Return the material word for word. Do not include pictures.

-- start of EXERCISE DATA --

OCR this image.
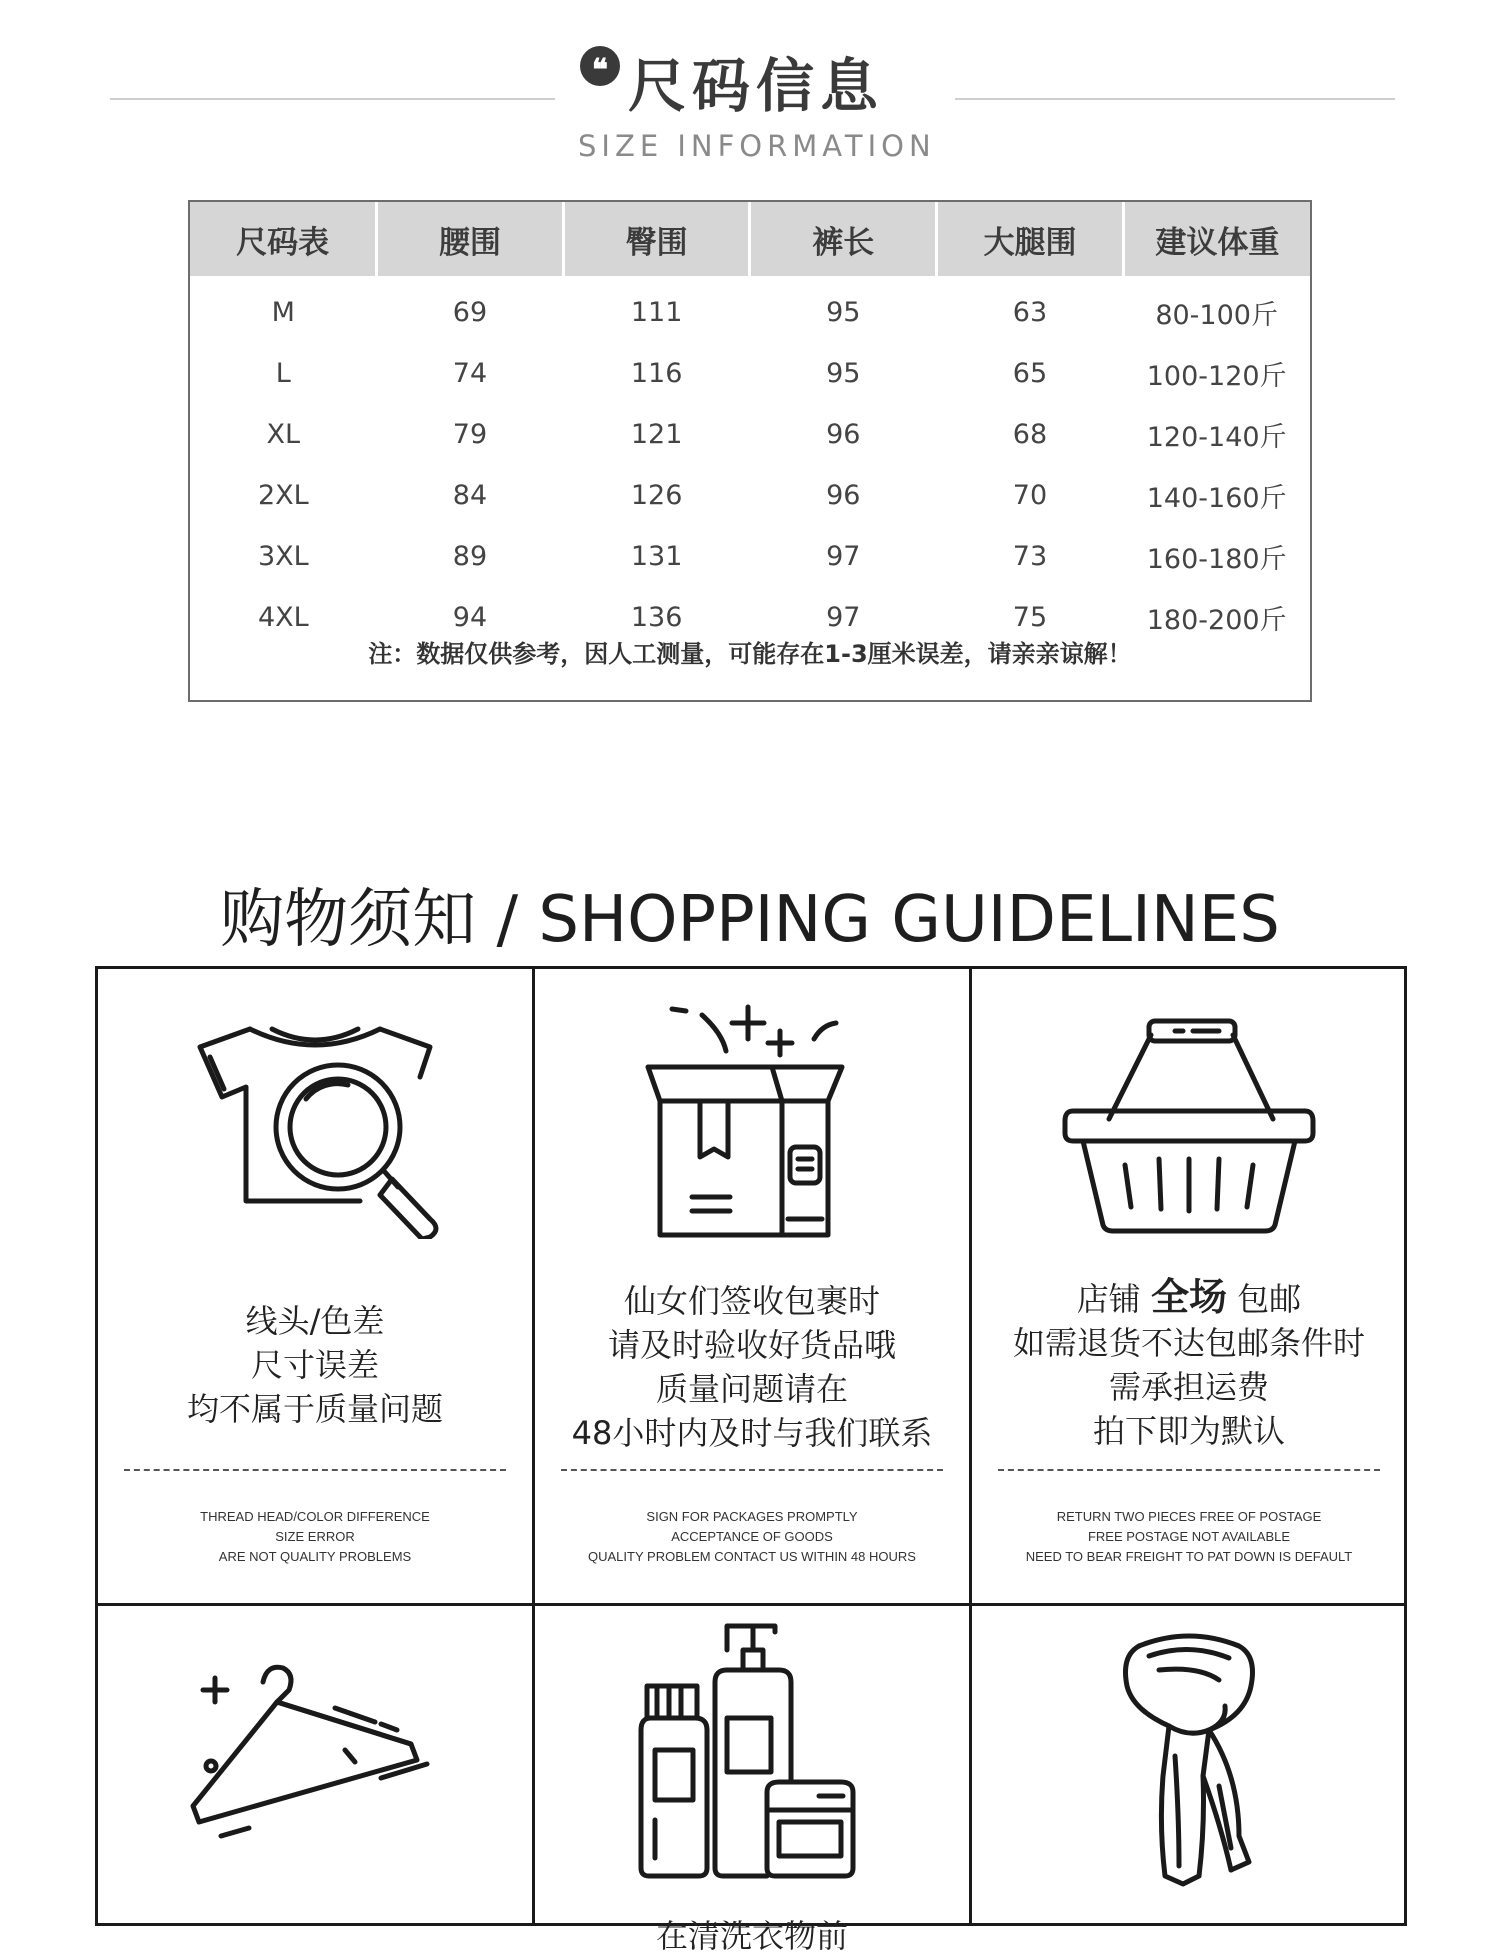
❝ 尺码信息
SIZE INFORMATION
尺码表	腰围	臀围	裤长	大腿围	建议体重
M	69	111	95	63	80-100斤
L	74	116	95	65	100-120斤
XL	79	121	96	68	120-140斤
2XL	84	126	96	70	140-160斤
3XL	89	131	97	73	160-180斤
4XL	94	136	97	75	180-200斤
注：数据仅供参考，因人工测量，可能存在1-3厘米误差，请亲亲谅解！
购物须知 / SHOPPING GUIDELINES
线头/色差
尺寸误差
均不属于质量问题
THREAD HEAD/COLOR DIFFERENCE
SIZE ERROR
ARE NOT QUALITY PROBLEMS
仙女们签收包裹时
请及时验收好货品哦
质量问题请在
48小时内及时与我们联系
SIGN FOR PACKAGES PROMPTLY
ACCEPTANCE OF GOODS
QUALITY PROBLEM CONTACT US WITHIN 48 HOURS
店铺 全场 包邮
如需退货不达包邮条件时
需承担运费
拍下即为默认
RETURN TWO PIECES FREE OF POSTAGE
FREE POSTAGE NOT AVAILABLE
NEED TO BEAR FREIGHT TO PAT DOWN IS DEFAULT
在清洗衣物前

-- end of EXERCISE DATA --

__RESPONSE TO THIS EXERCISE__.
OCR this image.
❝ 尺码信息
SIZE INFORMATION
尺码表	腰围	臀围	裤长	大腿围	建议体重
M	69	111	95	63	80-100斤
L	74	116	95	65	100-120斤
XL	79	121	96	68	120-140斤
2XL	84	126	96	70	140-160斤
3XL	89	131	97	73	160-180斤
4XL	94	136	97	75	180-200斤
注：数据仅供参考，因人工测量，可能存在1-3厘米误差，请亲亲谅解！
购物须知 / SHOPPING GUIDELINES
线头/色差
尺寸误差
均不属于质量问题
THREAD HEAD/COLOR DIFFERENCE
SIZE ERROR
ARE NOT QUALITY PROBLEMS
仙女们签收包裹时
请及时验收好货品哦
质量问题请在
48小时内及时与我们联系
SIGN FOR PACKAGES PROMPTLY
ACCEPTANCE OF GOODS
QUALITY PROBLEM CONTACT US WITHIN 48 HOURS
店铺 全场 包邮
如需退货不达包邮条件时
需承担运费
拍下即为默认
RETURN TWO PIECES FREE OF POSTAGE
FREE POSTAGE NOT AVAILABLE
NEED TO BEAR FREIGHT TO PAT DOWN IS DEFAULT
在清洗衣物前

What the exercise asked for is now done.